THE TASK: Find every line in the records below that holds the word "nmanifestaciju", and copy each one.

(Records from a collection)
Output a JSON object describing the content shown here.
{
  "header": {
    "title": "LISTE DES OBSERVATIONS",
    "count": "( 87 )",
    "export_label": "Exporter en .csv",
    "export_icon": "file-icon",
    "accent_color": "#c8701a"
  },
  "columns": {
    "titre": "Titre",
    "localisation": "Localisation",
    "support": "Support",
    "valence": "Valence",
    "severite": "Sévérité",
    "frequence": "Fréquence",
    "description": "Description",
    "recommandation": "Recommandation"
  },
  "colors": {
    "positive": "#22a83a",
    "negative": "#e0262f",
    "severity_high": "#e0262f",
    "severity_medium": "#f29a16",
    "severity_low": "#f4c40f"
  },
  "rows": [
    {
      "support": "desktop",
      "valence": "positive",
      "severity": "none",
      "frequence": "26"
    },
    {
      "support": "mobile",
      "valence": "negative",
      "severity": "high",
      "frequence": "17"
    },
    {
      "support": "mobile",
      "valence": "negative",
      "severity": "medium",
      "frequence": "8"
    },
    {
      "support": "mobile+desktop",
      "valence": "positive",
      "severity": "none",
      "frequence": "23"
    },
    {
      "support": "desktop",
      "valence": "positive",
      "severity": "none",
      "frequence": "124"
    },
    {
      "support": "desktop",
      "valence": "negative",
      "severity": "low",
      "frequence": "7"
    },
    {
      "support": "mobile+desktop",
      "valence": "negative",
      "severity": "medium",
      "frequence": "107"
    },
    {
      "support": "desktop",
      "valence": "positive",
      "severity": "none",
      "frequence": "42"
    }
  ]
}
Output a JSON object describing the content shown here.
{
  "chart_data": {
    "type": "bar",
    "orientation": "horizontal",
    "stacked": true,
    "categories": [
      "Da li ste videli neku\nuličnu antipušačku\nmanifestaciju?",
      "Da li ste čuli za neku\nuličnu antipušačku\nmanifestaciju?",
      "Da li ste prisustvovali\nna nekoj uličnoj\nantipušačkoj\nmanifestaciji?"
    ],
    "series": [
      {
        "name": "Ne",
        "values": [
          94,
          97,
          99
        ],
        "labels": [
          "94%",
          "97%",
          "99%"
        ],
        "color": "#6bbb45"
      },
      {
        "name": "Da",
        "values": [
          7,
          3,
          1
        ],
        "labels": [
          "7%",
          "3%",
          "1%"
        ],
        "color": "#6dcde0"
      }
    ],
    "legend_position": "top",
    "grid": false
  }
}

RESULT OF THE EXERCISE:
      "Da li ste videli neku\nuličnu antipušačku\nmanifestaciju?",
      "Da li ste čuli za neku\nuličnu antipušačku\nmanifestaciju?",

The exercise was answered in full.